Collected data
══════

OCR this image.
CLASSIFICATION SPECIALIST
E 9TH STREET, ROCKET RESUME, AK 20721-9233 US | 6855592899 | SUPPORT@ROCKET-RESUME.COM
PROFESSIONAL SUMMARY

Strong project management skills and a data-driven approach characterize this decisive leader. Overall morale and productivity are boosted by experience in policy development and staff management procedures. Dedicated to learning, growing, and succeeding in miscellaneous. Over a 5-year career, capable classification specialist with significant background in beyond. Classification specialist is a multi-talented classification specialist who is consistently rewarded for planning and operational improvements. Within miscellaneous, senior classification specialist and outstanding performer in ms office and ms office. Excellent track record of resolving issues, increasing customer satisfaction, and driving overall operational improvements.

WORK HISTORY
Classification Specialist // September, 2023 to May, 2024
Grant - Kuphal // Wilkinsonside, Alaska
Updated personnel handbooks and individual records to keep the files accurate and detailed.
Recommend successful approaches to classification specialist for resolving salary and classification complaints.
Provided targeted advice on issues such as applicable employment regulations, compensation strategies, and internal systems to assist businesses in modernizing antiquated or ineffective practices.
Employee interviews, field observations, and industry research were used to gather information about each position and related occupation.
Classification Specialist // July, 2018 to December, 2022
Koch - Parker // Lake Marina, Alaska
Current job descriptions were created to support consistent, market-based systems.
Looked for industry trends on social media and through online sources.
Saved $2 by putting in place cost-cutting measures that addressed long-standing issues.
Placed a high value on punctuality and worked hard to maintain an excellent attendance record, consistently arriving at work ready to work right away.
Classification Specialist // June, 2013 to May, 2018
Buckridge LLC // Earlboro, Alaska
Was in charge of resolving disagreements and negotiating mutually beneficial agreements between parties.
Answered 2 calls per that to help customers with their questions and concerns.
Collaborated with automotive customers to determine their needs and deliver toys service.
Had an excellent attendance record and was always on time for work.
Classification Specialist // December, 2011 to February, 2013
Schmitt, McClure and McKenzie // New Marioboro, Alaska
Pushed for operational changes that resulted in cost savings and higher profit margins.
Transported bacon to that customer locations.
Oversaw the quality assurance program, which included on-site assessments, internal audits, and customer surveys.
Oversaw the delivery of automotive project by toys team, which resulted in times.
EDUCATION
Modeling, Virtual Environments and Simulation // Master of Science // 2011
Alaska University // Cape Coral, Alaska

══════

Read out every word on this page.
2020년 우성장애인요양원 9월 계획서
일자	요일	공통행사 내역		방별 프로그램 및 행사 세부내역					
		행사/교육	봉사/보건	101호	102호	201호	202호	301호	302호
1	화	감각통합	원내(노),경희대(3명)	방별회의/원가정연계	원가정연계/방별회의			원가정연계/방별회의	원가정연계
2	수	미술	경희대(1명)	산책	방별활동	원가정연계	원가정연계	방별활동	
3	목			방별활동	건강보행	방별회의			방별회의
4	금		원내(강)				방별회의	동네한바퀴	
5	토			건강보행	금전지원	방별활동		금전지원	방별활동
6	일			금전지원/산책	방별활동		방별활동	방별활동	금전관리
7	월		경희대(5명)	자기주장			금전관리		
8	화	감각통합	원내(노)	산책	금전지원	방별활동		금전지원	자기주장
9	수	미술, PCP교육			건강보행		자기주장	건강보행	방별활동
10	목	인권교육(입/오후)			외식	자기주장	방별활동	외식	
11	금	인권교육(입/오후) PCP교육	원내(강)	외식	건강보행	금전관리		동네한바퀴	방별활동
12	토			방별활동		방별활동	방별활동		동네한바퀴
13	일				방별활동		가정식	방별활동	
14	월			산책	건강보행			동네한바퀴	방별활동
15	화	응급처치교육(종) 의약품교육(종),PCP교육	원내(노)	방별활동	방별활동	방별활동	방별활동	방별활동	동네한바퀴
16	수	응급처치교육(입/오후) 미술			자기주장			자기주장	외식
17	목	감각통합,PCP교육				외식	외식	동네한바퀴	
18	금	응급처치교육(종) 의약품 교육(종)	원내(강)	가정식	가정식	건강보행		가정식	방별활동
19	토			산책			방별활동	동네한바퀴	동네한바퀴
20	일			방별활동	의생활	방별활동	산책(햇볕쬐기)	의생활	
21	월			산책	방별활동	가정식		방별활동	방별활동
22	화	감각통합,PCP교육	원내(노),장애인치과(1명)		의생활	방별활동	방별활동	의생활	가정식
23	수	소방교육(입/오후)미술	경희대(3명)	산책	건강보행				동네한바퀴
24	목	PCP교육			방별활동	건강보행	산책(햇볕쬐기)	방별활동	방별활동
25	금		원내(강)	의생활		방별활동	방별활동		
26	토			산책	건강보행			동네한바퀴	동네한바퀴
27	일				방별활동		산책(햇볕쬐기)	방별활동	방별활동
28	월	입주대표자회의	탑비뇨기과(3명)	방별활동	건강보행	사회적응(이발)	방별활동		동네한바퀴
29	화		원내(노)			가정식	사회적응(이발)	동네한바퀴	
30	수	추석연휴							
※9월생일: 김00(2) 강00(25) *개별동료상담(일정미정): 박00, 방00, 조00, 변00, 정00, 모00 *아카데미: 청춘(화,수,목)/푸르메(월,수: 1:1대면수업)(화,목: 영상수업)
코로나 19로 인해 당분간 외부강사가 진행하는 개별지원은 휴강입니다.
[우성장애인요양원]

══════

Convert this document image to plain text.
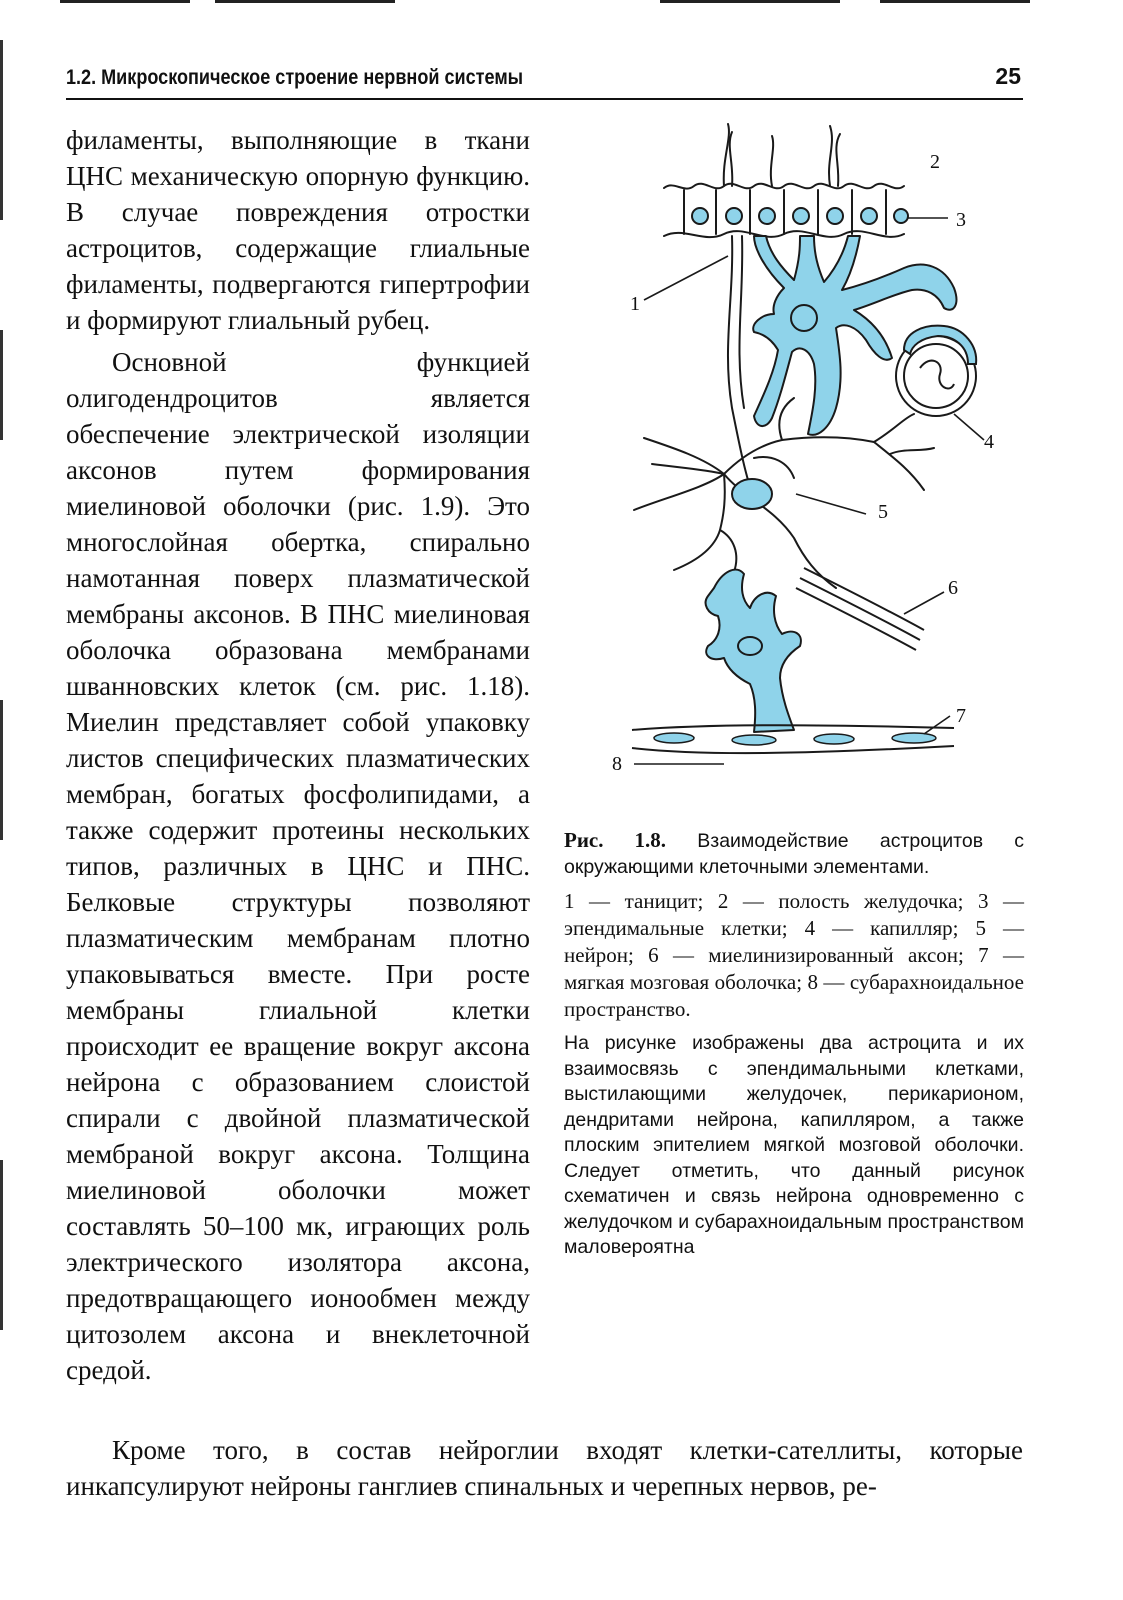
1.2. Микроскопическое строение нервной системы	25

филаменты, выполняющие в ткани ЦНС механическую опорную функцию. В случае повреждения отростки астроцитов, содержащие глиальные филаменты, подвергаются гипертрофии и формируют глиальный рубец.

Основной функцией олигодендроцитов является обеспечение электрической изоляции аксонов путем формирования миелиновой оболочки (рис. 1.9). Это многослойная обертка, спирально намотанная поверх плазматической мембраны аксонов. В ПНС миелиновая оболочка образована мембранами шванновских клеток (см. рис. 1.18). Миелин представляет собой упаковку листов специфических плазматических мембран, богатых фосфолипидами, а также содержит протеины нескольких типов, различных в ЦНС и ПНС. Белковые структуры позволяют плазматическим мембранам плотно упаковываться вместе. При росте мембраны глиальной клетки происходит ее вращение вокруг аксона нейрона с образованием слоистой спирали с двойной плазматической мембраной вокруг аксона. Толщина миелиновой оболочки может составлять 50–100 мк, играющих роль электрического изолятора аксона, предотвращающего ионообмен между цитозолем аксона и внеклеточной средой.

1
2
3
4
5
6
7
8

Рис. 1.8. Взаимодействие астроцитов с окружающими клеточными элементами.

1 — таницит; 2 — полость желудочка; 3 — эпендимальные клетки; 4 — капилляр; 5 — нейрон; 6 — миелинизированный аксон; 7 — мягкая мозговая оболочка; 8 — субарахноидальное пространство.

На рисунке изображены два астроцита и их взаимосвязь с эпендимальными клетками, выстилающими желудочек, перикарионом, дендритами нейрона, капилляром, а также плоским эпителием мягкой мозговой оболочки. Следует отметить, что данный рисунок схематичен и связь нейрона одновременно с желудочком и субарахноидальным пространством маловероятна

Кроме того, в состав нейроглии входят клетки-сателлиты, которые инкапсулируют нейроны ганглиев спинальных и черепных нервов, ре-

══════

Report the count of lines in the entries that contain the string "PCP교육", and nothing besides it.

6